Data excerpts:
▼

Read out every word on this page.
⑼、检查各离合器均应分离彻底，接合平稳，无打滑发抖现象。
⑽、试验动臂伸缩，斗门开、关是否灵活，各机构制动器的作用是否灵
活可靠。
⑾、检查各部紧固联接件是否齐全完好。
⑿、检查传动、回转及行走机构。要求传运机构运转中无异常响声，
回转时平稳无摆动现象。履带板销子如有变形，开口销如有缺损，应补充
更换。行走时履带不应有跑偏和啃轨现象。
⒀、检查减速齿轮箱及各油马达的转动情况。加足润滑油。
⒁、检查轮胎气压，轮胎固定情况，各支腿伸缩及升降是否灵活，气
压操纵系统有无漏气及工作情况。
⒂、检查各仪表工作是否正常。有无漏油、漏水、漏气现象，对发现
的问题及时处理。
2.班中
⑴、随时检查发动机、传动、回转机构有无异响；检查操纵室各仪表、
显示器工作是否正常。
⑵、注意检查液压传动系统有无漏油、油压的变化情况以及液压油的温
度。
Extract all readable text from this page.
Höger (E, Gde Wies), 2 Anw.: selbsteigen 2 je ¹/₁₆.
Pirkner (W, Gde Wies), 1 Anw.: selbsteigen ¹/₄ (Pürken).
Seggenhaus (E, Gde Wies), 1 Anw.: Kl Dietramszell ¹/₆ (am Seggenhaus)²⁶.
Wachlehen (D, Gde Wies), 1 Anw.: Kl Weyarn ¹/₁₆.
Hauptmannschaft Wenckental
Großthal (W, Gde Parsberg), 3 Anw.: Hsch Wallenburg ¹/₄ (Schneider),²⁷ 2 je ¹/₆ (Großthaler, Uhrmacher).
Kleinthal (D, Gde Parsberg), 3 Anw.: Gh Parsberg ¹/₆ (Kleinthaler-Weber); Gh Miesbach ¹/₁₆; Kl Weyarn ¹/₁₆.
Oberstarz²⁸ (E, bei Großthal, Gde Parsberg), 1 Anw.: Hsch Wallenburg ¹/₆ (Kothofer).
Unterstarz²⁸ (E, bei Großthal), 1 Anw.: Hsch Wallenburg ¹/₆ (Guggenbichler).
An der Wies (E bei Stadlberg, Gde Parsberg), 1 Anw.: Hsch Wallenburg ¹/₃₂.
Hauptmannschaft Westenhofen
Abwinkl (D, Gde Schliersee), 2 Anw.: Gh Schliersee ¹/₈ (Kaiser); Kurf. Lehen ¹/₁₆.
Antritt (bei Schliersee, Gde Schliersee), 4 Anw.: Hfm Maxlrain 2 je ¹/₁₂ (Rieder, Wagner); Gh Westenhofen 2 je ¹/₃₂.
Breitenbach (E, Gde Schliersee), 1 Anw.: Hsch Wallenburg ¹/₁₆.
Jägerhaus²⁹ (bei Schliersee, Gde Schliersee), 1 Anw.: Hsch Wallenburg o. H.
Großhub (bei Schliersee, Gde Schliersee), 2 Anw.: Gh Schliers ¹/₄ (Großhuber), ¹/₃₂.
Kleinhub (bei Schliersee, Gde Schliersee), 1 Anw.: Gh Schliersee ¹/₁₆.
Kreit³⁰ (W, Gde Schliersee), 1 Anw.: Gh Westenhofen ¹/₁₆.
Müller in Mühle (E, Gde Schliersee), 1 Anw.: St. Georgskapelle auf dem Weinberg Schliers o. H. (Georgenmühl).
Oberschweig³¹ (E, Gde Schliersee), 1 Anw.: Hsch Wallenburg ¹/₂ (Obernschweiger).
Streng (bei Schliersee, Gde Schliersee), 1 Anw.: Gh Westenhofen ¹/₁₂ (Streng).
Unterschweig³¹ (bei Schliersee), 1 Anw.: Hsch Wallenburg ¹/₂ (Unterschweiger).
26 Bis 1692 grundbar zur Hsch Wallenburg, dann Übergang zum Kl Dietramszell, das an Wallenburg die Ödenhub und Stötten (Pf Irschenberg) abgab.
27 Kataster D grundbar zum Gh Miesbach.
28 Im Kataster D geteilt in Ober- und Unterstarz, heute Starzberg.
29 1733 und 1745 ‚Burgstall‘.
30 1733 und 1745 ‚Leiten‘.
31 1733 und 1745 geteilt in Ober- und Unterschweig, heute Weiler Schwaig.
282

▲

What to produce: Reproduce each entry above exactly, keeping every word.

Right answer:
Read out every word on this page.
⑼、检查各离合器均应分离彻底，接合平稳，无打滑发抖现象。
⑽、试验动臂伸缩，斗门开、关是否灵活，各机构制动器的作用是否灵
活可靠。
⑾、检查各部紧固联接件是否齐全完好。
⑿、检查传动、回转及行走机构。要求传运机构运转中无异常响声，
回转时平稳无摆动现象。履带板销子如有变形，开口销如有缺损，应补充
更换。行走时履带不应有跑偏和啃轨现象。
⒀、检查减速齿轮箱及各油马达的转动情况。加足润滑油。
⒁、检查轮胎气压，轮胎固定情况，各支腿伸缩及升降是否灵活，气
压操纵系统有无漏气及工作情况。
⒂、检查各仪表工作是否正常。有无漏油、漏水、漏气现象，对发现
的问题及时处理。
2.班中
⑴、随时检查发动机、传动、回转机构有无异响；检查操纵室各仪表、
显示器工作是否正常。
⑵、注意检查液压传动系统有无漏油、油压的变化情况以及液压油的温
度。
Extract all readable text from this page.
Höger (E, Gde Wies), 2 Anw.: selbsteigen 2 je ¹/₁₆.
Pirkner (W, Gde Wies), 1 Anw.: selbsteigen ¹/₄ (Pürken).
Seggenhaus (E, Gde Wies), 1 Anw.: Kl Dietramszell ¹/₆ (am Seggenhaus)²⁶.
Wachlehen (D, Gde Wies), 1 Anw.: Kl Weyarn ¹/₁₆.
Hauptmannschaft Wenckental
Großthal (W, Gde Parsberg), 3 Anw.: Hsch Wallenburg ¹/₄ (Schneider),²⁷ 2 je ¹/₆ (Großthaler, Uhrmacher).
Kleinthal (D, Gde Parsberg), 3 Anw.: Gh Parsberg ¹/₆ (Kleinthaler-Weber); Gh Miesbach ¹/₁₆; Kl Weyarn ¹/₁₆.
Oberstarz²⁸ (E, bei Großthal, Gde Parsberg), 1 Anw.: Hsch Wallenburg ¹/₆ (Kothofer).
Unterstarz²⁸ (E, bei Großthal), 1 Anw.: Hsch Wallenburg ¹/₆ (Guggenbichler).
An der Wies (E bei Stadlberg, Gde Parsberg), 1 Anw.: Hsch Wallenburg ¹/₃₂.
Hauptmannschaft Westenhofen
Abwinkl (D, Gde Schliersee), 2 Anw.: Gh Schliersee ¹/₈ (Kaiser); Kurf. Lehen ¹/₁₆.
Antritt (bei Schliersee, Gde Schliersee), 4 Anw.: Hfm Maxlrain 2 je ¹/₁₂ (Rieder, Wagner); Gh Westenhofen 2 je ¹/₃₂.
Breitenbach (E, Gde Schliersee), 1 Anw.: Hsch Wallenburg ¹/₁₆.
Jägerhaus²⁹ (bei Schliersee, Gde Schliersee), 1 Anw.: Hsch Wallenburg o. H.
Großhub (bei Schliersee, Gde Schliersee), 2 Anw.: Gh Schliers ¹/₄ (Großhuber), ¹/₃₂.
Kleinhub (bei Schliersee, Gde Schliersee), 1 Anw.: Gh Schliersee ¹/₁₆.
Kreit³⁰ (W, Gde Schliersee), 1 Anw.: Gh Westenhofen ¹/₁₆.
Müller in Mühle (E, Gde Schliersee), 1 Anw.: St. Georgskapelle auf dem Weinberg Schliers o. H. (Georgenmühl).
Oberschweig³¹ (E, Gde Schliersee), 1 Anw.: Hsch Wallenburg ¹/₂ (Obernschweiger).
Streng (bei Schliersee, Gde Schliersee), 1 Anw.: Gh Westenhofen ¹/₁₂ (Streng).
Unterschweig³¹ (bei Schliersee), 1 Anw.: Hsch Wallenburg ¹/₂ (Unterschweiger).
26 Bis 1692 grundbar zur Hsch Wallenburg, dann Übergang zum Kl Dietramszell, das an Wallenburg die Ödenhub und Stötten (Pf Irschenberg) abgab.
27 Kataster D grundbar zum Gh Miesbach.
28 Im Kataster D geteilt in Ober- und Unterstarz, heute Starzberg.
29 1733 und 1745 ‚Burgstall‘.
30 1733 und 1745 ‚Leiten‘.
31 1733 und 1745 geteilt in Ober- und Unterschweig, heute Weiler Schwaig.
282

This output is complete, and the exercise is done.